━━ DATA FOR THIS TASK ━━

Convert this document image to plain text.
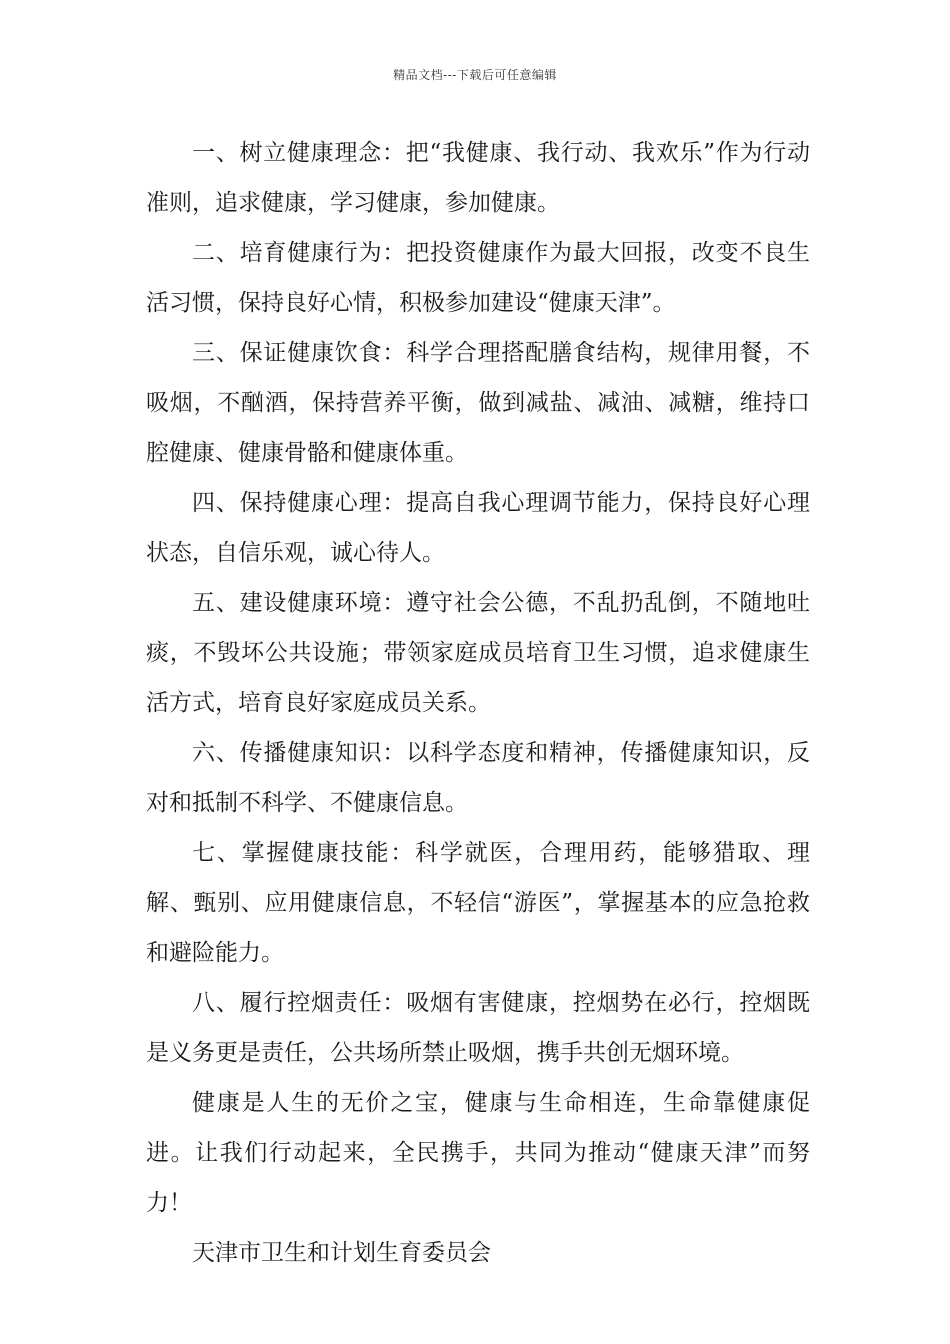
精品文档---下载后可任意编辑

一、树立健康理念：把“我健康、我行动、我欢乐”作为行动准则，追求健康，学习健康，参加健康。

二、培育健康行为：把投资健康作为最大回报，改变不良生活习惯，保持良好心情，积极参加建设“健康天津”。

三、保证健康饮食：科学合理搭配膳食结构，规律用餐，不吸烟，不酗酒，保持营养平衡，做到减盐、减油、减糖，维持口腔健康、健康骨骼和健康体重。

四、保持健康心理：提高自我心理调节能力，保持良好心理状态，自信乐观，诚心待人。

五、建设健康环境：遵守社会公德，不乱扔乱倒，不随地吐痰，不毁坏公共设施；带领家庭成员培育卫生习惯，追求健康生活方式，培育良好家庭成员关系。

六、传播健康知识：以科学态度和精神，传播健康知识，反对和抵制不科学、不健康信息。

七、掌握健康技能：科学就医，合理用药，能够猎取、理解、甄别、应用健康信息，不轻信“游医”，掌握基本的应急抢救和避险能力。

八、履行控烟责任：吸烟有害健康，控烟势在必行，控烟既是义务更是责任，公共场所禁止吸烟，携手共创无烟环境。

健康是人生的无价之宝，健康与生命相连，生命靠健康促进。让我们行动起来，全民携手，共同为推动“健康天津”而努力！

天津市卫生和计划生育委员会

━━━
━━ DATA FOR THIS TASK ━━

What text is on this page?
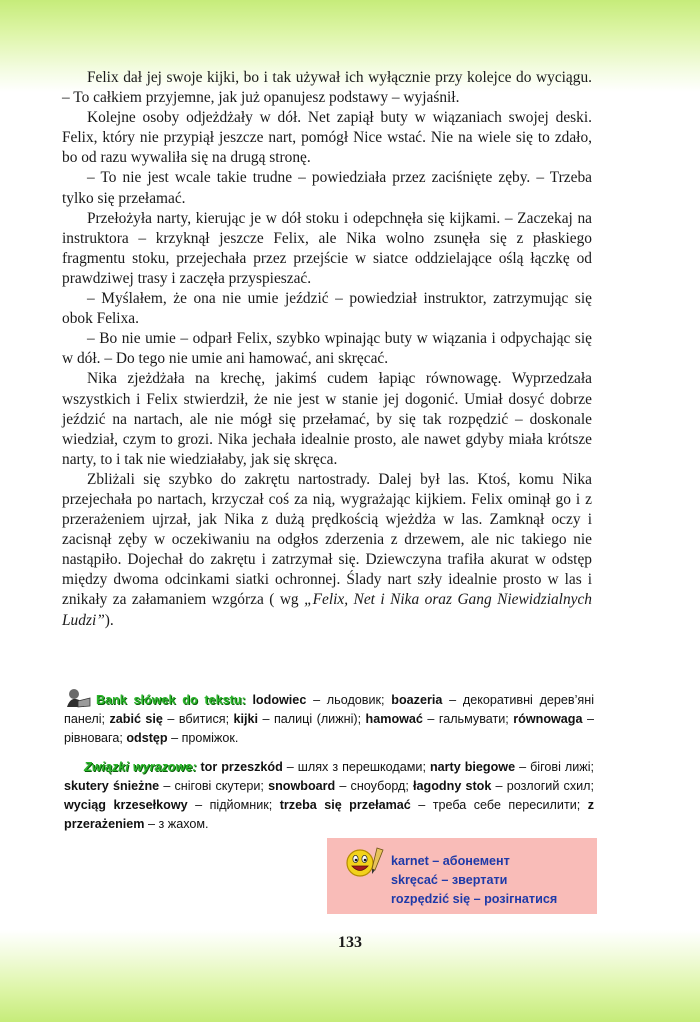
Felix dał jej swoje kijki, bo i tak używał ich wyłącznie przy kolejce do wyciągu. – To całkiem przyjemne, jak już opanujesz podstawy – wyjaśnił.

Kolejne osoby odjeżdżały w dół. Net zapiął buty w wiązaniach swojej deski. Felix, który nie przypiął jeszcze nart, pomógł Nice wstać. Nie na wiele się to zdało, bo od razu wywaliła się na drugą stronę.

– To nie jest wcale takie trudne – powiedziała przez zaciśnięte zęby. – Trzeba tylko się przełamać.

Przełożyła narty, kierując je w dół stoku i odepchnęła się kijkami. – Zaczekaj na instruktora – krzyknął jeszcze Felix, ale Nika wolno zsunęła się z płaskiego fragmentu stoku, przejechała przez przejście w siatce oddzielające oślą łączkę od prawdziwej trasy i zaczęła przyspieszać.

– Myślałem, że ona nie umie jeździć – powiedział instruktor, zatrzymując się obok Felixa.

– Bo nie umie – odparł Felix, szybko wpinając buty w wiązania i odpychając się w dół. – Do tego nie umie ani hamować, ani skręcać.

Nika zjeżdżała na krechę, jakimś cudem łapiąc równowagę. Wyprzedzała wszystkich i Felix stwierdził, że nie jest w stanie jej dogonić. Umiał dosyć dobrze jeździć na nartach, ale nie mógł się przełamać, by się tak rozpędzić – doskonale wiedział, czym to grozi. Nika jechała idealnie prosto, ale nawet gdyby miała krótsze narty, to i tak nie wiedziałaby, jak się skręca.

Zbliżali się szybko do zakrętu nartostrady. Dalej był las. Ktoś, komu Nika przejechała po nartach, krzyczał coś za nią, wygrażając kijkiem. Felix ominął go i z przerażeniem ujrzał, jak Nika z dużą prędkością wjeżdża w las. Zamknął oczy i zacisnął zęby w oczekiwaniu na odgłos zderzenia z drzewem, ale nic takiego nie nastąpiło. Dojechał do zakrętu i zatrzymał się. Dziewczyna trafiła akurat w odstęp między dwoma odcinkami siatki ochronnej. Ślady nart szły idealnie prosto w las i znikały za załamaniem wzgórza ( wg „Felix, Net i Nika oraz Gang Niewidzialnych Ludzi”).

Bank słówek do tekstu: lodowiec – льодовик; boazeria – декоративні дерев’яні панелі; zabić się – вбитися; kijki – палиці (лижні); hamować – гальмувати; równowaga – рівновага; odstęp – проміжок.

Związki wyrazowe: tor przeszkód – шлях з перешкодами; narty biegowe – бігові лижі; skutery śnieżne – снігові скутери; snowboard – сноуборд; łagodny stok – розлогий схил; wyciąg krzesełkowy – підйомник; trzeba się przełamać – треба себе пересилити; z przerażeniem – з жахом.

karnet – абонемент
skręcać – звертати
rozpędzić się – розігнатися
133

━━━

Among the lines above, how many contain the string "jeszcze"? State the number alone.

2